--- Start Input data ---

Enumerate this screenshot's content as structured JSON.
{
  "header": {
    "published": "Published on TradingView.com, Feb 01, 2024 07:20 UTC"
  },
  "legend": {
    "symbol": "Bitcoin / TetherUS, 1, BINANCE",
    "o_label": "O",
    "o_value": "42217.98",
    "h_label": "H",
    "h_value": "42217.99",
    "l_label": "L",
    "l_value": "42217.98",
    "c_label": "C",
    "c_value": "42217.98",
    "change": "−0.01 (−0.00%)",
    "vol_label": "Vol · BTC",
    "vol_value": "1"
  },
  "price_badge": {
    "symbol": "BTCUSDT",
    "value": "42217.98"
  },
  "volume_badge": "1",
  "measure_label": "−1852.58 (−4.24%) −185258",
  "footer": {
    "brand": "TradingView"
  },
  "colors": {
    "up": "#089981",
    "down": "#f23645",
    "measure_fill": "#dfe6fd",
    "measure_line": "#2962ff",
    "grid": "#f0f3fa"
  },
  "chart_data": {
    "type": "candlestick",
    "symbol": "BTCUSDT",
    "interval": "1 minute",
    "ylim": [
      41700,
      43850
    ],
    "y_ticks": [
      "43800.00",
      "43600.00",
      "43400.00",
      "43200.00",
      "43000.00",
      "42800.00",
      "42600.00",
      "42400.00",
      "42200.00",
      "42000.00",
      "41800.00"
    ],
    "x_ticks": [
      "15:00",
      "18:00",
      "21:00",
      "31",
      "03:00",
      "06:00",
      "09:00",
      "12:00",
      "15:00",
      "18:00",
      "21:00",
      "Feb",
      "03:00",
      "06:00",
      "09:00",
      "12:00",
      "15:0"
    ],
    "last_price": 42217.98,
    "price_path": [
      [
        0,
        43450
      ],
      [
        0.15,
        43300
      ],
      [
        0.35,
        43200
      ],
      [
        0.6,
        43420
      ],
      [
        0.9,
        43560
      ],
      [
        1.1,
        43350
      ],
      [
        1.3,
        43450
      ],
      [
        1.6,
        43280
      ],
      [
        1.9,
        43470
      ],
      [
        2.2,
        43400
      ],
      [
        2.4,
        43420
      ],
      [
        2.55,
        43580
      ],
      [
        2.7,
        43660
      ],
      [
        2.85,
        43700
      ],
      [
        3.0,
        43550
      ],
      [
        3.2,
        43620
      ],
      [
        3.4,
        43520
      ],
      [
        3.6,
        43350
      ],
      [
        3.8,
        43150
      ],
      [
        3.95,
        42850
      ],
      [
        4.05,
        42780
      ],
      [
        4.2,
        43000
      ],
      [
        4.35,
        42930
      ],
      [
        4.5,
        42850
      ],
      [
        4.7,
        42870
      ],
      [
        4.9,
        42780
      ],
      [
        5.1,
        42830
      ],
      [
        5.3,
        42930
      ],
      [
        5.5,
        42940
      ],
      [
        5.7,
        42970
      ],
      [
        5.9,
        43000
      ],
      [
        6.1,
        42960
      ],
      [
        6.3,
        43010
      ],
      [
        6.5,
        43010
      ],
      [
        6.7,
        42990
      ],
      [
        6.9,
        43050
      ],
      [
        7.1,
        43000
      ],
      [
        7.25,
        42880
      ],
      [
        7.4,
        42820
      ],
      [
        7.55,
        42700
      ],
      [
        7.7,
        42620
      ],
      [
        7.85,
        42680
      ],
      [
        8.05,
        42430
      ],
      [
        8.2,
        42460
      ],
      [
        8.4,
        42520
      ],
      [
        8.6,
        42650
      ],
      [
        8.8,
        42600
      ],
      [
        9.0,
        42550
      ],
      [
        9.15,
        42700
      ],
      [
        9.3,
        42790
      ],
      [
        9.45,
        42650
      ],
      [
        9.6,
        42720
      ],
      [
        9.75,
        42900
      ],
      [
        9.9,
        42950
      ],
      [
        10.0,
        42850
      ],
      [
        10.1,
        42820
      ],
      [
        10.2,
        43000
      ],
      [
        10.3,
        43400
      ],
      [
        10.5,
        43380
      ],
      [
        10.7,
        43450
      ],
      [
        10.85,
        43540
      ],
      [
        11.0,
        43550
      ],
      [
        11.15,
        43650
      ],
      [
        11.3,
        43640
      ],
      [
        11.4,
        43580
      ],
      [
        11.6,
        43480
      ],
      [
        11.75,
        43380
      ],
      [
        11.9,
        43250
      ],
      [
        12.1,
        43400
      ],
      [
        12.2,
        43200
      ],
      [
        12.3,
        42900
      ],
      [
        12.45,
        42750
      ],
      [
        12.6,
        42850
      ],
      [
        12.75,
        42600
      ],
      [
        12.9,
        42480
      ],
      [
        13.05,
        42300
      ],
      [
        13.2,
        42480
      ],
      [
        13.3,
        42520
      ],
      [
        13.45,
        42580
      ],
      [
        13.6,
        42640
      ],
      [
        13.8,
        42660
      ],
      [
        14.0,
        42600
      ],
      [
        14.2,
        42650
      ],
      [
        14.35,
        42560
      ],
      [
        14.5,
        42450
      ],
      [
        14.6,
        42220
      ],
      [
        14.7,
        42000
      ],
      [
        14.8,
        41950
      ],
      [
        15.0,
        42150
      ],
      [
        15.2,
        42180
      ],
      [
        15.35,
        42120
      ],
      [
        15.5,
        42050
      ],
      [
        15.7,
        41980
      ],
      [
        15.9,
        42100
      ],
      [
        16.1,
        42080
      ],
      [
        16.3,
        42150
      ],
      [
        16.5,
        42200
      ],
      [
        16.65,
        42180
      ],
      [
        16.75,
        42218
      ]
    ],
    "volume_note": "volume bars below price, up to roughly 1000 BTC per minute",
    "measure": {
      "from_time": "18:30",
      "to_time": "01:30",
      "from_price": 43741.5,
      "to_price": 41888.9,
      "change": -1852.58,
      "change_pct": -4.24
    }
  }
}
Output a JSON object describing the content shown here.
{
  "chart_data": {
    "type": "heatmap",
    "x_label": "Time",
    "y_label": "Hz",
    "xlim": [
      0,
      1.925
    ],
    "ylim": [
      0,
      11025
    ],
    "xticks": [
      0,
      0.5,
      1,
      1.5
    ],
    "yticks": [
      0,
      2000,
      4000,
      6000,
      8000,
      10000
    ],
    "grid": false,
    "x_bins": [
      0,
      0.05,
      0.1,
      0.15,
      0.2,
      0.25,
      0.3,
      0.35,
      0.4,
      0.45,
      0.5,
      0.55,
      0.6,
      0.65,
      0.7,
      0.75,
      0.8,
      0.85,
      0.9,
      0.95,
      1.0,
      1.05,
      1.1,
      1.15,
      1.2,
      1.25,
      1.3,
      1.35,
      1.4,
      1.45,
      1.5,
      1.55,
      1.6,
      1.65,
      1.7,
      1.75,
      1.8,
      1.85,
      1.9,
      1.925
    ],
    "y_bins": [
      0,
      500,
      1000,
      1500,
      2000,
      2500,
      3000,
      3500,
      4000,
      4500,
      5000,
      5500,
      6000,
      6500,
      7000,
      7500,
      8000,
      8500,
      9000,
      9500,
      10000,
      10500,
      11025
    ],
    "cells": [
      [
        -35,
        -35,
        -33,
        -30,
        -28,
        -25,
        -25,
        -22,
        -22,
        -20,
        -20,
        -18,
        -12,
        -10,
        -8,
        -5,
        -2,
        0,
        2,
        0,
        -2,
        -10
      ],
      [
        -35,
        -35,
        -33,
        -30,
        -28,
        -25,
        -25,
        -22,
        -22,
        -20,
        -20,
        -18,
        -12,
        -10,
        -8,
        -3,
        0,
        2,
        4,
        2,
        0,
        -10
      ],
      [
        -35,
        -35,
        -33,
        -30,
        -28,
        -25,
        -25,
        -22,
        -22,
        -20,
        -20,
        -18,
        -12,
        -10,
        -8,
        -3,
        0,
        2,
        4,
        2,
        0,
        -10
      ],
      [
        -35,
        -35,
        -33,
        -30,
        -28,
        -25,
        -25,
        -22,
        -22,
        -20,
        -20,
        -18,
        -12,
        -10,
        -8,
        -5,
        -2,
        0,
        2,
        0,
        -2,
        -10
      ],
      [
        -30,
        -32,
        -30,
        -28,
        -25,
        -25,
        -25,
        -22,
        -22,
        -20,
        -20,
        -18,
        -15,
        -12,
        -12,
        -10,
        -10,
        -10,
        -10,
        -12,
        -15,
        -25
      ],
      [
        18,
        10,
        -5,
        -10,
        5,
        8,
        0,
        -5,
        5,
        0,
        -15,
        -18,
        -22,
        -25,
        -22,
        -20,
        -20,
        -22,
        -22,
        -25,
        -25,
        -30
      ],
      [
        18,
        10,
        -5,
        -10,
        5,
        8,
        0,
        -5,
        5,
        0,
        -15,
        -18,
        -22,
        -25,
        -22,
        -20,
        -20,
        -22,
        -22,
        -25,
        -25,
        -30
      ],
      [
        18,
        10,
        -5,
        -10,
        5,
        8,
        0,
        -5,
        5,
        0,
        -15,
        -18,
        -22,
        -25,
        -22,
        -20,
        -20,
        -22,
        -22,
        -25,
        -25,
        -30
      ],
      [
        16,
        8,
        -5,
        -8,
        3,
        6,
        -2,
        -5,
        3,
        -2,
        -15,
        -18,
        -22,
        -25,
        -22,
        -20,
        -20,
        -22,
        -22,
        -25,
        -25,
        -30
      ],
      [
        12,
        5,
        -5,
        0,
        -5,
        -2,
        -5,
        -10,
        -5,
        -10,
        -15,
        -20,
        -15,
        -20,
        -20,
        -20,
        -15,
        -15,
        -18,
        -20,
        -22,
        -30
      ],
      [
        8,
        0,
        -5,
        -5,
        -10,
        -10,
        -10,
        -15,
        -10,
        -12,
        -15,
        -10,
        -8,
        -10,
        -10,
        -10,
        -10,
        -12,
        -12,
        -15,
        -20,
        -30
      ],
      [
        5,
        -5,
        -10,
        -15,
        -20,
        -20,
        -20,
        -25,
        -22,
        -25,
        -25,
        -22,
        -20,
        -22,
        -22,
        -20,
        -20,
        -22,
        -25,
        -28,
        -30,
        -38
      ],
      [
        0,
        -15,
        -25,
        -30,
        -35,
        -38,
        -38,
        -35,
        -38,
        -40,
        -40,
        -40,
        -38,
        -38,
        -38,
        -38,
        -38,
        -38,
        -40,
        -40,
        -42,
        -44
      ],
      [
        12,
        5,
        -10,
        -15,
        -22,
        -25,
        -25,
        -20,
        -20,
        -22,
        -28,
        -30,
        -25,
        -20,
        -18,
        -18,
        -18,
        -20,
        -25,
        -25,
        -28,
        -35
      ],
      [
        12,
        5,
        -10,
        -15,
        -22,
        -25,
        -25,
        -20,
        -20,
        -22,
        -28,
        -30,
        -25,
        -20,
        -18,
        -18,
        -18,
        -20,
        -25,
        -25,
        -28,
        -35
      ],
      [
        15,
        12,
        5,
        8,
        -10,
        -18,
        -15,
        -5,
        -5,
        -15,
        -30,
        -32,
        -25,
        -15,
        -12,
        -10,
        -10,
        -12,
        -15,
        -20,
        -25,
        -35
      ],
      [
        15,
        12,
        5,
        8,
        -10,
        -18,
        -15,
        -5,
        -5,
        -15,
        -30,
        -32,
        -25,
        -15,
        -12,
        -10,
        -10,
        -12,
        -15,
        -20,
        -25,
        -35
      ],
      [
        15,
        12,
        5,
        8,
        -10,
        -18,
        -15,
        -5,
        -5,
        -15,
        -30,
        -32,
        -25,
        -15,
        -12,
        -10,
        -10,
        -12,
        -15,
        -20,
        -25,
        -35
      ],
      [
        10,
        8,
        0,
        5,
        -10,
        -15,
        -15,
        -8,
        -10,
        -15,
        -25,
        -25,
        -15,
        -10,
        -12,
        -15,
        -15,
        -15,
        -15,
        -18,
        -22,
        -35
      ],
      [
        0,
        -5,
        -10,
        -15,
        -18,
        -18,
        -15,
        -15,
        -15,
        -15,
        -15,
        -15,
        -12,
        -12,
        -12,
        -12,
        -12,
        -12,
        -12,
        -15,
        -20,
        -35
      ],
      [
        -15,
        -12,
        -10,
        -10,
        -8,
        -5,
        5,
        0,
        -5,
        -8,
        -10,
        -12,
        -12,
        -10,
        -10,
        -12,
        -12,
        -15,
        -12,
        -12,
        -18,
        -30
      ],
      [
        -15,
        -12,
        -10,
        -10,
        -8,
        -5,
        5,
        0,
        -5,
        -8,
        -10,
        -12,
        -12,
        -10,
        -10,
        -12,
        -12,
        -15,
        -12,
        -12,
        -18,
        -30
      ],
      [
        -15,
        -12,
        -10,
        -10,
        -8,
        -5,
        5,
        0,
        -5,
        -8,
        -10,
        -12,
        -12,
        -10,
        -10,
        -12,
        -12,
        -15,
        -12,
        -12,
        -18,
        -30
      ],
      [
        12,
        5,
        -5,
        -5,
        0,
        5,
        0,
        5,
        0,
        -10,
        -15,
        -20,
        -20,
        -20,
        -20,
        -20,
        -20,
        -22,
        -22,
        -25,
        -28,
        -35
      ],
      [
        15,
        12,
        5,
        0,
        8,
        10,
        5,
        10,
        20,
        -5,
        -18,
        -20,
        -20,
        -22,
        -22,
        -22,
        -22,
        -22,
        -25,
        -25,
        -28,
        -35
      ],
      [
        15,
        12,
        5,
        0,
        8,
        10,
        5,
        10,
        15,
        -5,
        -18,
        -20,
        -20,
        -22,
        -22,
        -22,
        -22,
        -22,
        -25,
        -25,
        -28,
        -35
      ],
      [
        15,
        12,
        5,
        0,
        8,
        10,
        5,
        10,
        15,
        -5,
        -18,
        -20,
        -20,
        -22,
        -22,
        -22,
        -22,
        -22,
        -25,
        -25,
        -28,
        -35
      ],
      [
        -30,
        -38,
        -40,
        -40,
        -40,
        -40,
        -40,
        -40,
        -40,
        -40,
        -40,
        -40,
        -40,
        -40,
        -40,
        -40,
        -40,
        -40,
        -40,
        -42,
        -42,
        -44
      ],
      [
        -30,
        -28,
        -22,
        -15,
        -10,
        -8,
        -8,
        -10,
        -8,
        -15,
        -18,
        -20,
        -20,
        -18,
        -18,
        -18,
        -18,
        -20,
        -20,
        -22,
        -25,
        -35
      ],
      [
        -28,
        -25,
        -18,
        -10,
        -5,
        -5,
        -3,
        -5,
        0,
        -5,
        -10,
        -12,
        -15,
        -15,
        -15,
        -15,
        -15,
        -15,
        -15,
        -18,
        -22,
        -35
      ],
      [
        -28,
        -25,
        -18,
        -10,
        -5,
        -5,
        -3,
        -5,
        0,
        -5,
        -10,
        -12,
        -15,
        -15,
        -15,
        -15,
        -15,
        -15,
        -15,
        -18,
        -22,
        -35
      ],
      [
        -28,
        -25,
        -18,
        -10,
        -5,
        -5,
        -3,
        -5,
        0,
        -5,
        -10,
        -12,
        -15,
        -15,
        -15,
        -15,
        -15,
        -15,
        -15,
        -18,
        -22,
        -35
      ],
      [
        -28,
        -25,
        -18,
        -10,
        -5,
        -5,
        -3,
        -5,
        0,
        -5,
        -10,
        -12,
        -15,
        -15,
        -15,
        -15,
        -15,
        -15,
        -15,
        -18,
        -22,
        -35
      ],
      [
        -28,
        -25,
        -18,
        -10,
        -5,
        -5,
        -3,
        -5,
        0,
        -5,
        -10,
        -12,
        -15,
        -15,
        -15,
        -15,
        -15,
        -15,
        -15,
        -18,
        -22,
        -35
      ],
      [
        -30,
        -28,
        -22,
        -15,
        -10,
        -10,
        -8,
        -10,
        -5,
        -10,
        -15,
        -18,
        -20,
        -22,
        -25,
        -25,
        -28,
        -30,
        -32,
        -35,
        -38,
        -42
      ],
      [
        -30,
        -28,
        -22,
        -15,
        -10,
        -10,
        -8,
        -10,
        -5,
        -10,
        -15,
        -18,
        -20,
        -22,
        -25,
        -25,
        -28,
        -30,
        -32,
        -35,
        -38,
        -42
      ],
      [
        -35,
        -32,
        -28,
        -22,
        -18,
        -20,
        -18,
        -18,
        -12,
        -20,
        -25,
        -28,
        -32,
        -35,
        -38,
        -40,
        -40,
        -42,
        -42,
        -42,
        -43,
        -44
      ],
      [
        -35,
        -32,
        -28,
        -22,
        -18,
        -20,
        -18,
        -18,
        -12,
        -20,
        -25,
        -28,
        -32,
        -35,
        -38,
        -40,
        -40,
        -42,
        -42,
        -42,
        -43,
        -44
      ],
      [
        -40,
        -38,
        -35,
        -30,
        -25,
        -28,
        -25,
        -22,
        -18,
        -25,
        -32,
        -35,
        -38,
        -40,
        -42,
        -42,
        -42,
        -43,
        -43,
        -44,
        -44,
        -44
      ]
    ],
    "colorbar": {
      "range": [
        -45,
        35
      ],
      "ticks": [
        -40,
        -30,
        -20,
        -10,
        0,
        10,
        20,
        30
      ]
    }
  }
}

--- End Input data ---

--- What needs to be done ---
Scan the listing above and copy all lines containing the word "JSON".

--- Written answer ---
Enumerate this screenshot's content as structured JSON.
Output a JSON object describing the content shown here.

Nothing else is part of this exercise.